## WHAT YOU NEED TO DO
Copy out every line of the records where the string "color" occurs.

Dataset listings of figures
◆ ◆ ◆ ◆
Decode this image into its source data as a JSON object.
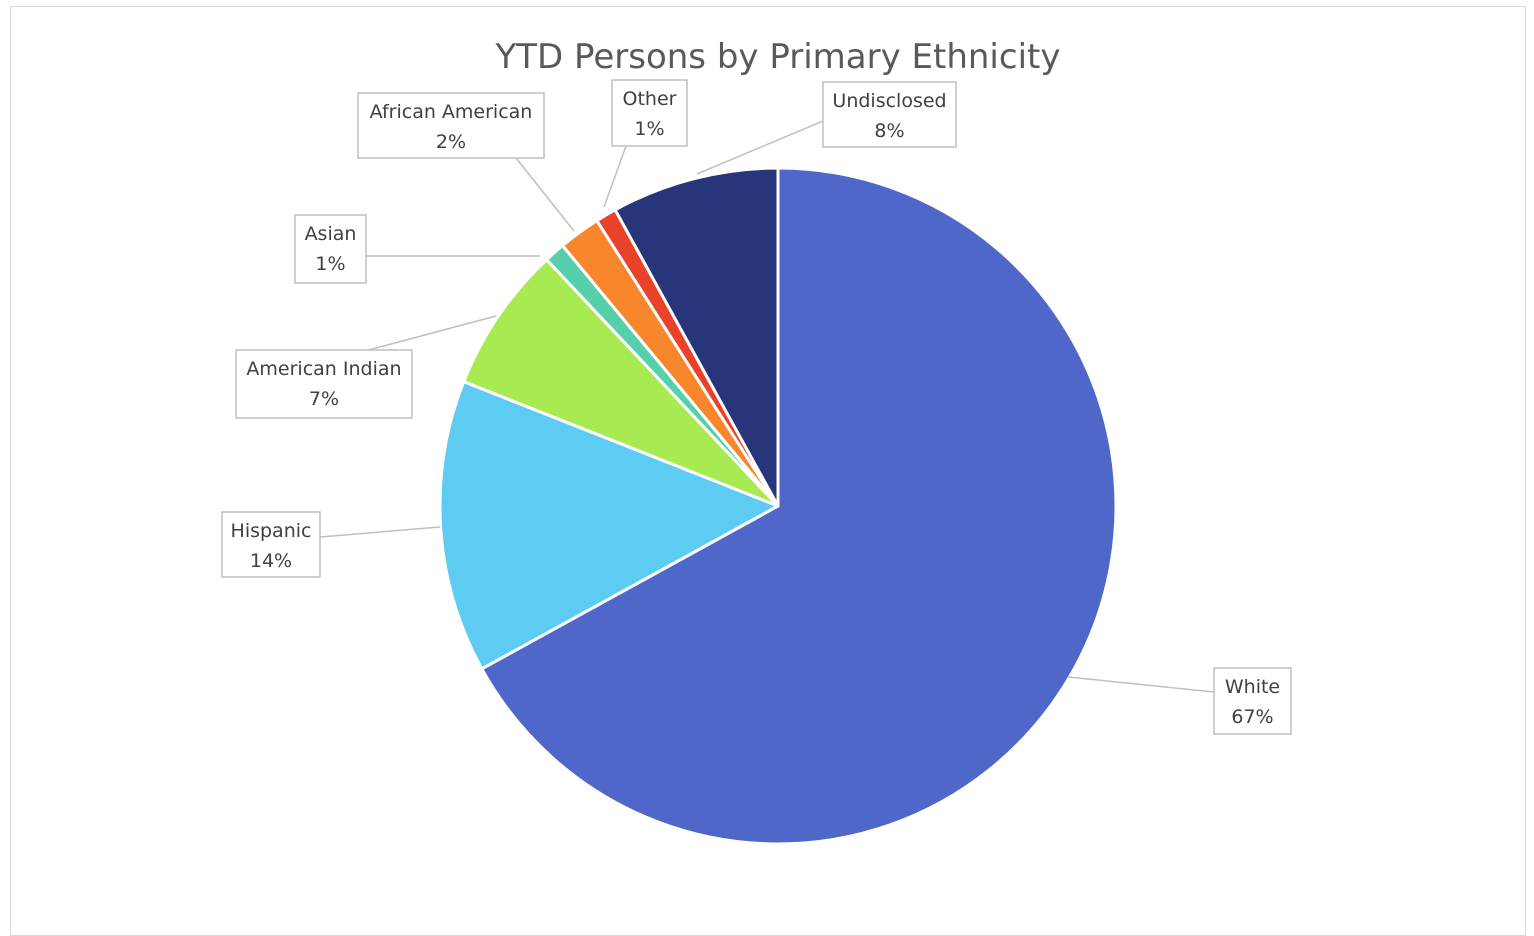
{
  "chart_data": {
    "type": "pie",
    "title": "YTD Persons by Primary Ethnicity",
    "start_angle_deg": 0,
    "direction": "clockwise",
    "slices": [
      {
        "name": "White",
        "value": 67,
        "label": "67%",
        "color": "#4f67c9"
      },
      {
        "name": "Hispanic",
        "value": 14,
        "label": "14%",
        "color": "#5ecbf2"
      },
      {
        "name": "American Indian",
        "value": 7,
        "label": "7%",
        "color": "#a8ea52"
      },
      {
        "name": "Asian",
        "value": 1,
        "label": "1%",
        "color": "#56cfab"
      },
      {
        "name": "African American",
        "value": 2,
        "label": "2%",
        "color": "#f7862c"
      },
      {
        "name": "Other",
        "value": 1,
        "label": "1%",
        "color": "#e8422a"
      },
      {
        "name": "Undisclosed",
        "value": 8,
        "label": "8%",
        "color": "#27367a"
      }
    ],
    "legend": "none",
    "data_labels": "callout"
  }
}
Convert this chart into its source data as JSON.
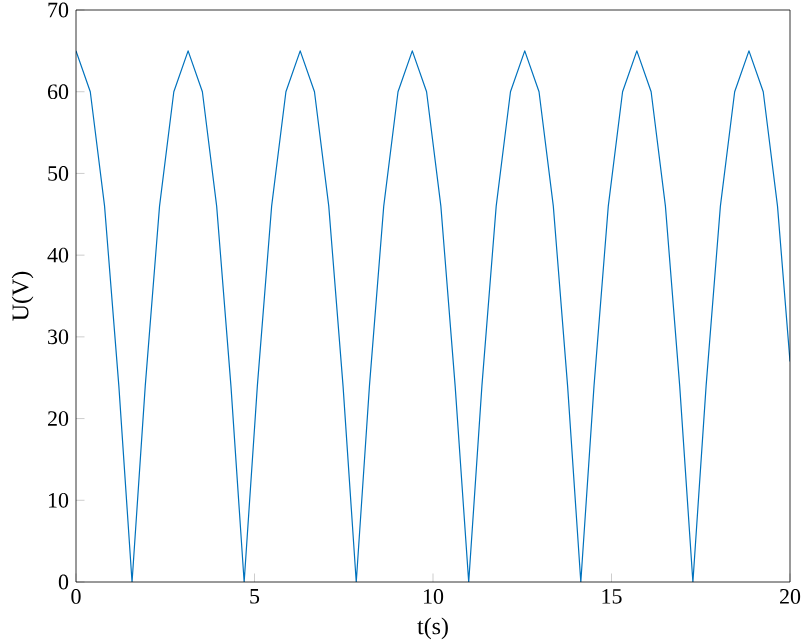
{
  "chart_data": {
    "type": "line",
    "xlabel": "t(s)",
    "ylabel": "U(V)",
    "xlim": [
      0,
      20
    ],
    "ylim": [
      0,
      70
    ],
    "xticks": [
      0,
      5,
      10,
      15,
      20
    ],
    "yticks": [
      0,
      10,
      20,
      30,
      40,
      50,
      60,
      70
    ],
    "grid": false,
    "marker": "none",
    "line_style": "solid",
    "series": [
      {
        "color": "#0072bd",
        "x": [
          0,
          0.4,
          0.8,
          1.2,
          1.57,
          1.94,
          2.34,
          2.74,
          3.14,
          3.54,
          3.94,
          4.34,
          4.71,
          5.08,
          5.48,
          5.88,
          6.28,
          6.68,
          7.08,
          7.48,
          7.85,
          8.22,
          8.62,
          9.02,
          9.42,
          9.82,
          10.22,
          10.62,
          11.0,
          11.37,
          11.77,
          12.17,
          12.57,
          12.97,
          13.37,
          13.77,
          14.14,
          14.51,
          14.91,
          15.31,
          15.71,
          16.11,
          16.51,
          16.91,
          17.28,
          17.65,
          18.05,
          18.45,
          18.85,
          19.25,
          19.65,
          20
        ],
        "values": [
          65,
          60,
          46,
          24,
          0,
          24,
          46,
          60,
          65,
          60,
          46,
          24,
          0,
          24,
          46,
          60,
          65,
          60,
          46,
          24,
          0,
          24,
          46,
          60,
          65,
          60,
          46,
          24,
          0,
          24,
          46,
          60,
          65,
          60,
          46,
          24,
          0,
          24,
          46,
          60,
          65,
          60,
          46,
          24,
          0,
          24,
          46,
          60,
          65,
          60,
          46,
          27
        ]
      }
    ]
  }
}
◆ ◆ ◆ ◆
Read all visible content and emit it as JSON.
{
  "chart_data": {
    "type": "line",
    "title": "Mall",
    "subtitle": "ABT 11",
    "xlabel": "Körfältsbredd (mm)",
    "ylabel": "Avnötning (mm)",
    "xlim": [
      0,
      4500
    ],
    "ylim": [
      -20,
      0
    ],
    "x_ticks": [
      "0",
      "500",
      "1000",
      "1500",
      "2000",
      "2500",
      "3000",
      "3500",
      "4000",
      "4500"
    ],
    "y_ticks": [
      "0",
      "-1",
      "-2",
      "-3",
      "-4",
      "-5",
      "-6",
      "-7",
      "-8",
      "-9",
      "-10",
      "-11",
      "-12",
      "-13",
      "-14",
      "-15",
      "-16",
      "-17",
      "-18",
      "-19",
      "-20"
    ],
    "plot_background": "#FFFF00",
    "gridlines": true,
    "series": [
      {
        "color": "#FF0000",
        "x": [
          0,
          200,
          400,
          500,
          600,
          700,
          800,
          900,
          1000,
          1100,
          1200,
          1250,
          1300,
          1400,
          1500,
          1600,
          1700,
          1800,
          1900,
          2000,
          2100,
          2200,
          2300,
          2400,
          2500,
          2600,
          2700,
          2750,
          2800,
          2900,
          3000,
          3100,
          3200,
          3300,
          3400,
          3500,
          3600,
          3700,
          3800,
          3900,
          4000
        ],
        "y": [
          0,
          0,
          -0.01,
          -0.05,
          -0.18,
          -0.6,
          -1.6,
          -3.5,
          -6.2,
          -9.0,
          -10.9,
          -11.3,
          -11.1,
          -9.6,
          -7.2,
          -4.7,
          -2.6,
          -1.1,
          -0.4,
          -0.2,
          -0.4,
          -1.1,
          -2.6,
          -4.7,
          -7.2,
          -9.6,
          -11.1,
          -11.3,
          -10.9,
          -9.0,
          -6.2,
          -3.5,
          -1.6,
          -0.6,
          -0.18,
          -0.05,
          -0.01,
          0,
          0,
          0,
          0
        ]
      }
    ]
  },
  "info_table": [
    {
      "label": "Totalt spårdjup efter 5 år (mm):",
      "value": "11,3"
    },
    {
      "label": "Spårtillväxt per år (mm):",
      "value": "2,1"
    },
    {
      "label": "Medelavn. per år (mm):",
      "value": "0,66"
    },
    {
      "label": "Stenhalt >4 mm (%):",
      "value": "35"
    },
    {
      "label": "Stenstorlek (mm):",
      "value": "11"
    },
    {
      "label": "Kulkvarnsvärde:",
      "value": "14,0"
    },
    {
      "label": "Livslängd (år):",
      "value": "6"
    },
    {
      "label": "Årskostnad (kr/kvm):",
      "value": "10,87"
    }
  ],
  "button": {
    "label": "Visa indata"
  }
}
◆ ◆ ◆ ◆
## THE OUTPUT
        "color": "#4f67c9"
        "color": "#5ecbf2"
        "color": "#a8ea52"
        "color": "#56cfab"
        "color": "#f7862c"
        "color": "#e8422a"
        "color": "#27367a"
        "color": "#0072bd",
        "color": "#FF0000",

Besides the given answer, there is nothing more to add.